OBJECTIVE:
Will you transcribe all the entries word for word, skipping the pictures they hold?

INPUT:

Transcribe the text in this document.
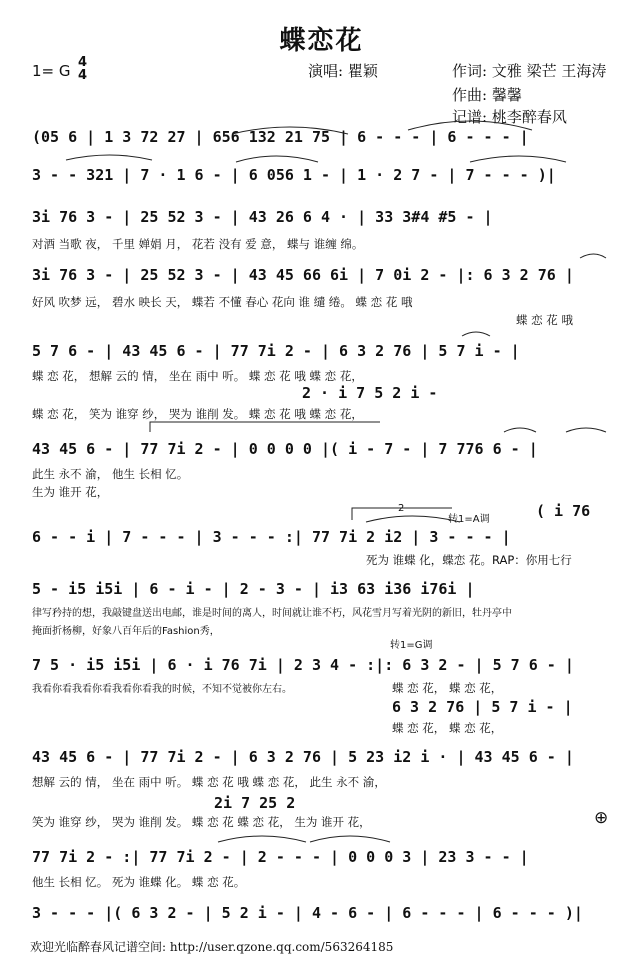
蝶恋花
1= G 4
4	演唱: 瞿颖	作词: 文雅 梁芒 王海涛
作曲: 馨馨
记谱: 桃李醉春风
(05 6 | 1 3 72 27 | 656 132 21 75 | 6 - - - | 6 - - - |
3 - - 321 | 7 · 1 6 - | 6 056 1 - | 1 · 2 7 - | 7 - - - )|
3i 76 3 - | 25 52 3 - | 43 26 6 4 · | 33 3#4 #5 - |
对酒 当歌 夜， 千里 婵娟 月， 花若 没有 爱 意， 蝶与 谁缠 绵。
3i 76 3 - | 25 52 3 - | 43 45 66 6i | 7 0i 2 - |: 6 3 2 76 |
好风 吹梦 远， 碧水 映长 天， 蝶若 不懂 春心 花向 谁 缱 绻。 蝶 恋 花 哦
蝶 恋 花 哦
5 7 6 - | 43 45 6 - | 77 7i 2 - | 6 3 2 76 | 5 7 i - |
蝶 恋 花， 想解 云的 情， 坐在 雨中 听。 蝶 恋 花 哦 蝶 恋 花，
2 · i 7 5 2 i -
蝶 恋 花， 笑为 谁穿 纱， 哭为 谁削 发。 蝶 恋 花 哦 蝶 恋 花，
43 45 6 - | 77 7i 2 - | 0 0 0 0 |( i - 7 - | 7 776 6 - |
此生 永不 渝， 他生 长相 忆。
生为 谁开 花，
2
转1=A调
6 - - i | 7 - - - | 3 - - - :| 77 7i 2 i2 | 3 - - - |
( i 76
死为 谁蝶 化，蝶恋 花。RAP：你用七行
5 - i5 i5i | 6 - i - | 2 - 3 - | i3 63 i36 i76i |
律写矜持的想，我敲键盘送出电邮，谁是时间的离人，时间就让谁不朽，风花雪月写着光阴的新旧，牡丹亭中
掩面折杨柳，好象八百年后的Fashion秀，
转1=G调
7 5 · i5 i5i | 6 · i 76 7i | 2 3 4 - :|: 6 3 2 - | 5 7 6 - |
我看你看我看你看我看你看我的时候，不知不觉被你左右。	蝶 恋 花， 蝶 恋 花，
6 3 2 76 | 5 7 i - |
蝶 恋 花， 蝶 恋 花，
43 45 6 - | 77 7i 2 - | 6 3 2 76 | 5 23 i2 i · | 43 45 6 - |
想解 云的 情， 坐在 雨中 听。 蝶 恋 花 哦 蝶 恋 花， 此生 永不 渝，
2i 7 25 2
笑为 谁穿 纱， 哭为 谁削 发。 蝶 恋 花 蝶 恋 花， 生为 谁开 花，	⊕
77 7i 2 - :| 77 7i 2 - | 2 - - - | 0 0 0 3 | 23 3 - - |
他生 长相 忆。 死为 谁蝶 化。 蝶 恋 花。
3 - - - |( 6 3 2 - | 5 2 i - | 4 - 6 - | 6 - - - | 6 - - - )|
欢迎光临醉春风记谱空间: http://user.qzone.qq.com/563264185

RESPONSE TO THE TASK:
Transcribe the text in this document.
蝶恋花
1= G 4
4	演唱: 瞿颖	作词: 文雅 梁芒 王海涛
作曲: 馨馨
记谱: 桃李醉春风
(05 6 | 1 3 72 27 | 656 132 21 75 | 6 - - - | 6 - - - |
3 - - 321 | 7 · 1 6 - | 6 056 1 - | 1 · 2 7 - | 7 - - - )|
3i 76 3 - | 25 52 3 - | 43 26 6 4 · | 33 3#4 #5 - |
对酒 当歌 夜， 千里 婵娟 月， 花若 没有 爱 意， 蝶与 谁缠 绵。
3i 76 3 - | 25 52 3 - | 43 45 66 6i | 7 0i 2 - |: 6 3 2 76 |
好风 吹梦 远， 碧水 映长 天， 蝶若 不懂 春心 花向 谁 缱 绻。 蝶 恋 花 哦
蝶 恋 花 哦
5 7 6 - | 43 45 6 - | 77 7i 2 - | 6 3 2 76 | 5 7 i - |
蝶 恋 花， 想解 云的 情， 坐在 雨中 听。 蝶 恋 花 哦 蝶 恋 花，
2 · i 7 5 2 i -
蝶 恋 花， 笑为 谁穿 纱， 哭为 谁削 发。 蝶 恋 花 哦 蝶 恋 花，
43 45 6 - | 77 7i 2 - | 0 0 0 0 |( i - 7 - | 7 776 6 - |
此生 永不 渝， 他生 长相 忆。
生为 谁开 花，
2
转1=A调
6 - - i | 7 - - - | 3 - - - :| 77 7i 2 i2 | 3 - - - |
( i 76
死为 谁蝶 化，蝶恋 花。RAP：你用七行
5 - i5 i5i | 6 - i - | 2 - 3 - | i3 63 i36 i76i |
律写矜持的想，我敲键盘送出电邮，谁是时间的离人，时间就让谁不朽，风花雪月写着光阴的新旧，牡丹亭中
掩面折杨柳，好象八百年后的Fashion秀，
转1=G调
7 5 · i5 i5i | 6 · i 76 7i | 2 3 4 - :|: 6 3 2 - | 5 7 6 - |
我看你看我看你看我看你看我的时候，不知不觉被你左右。	蝶 恋 花， 蝶 恋 花，
6 3 2 76 | 5 7 i - |
蝶 恋 花， 蝶 恋 花，
43 45 6 - | 77 7i 2 - | 6 3 2 76 | 5 23 i2 i · | 43 45 6 - |
想解 云的 情， 坐在 雨中 听。 蝶 恋 花 哦 蝶 恋 花， 此生 永不 渝，
2i 7 25 2
笑为 谁穿 纱， 哭为 谁削 发。 蝶 恋 花 蝶 恋 花， 生为 谁开 花，	⊕
77 7i 2 - :| 77 7i 2 - | 2 - - - | 0 0 0 3 | 23 3 - - |
他生 长相 忆。 死为 谁蝶 化。 蝶 恋 花。
3 - - - |( 6 3 2 - | 5 2 i - | 4 - 6 - | 6 - - - | 6 - - - )|
欢迎光临醉春风记谱空间: http://user.qzone.qq.com/563264185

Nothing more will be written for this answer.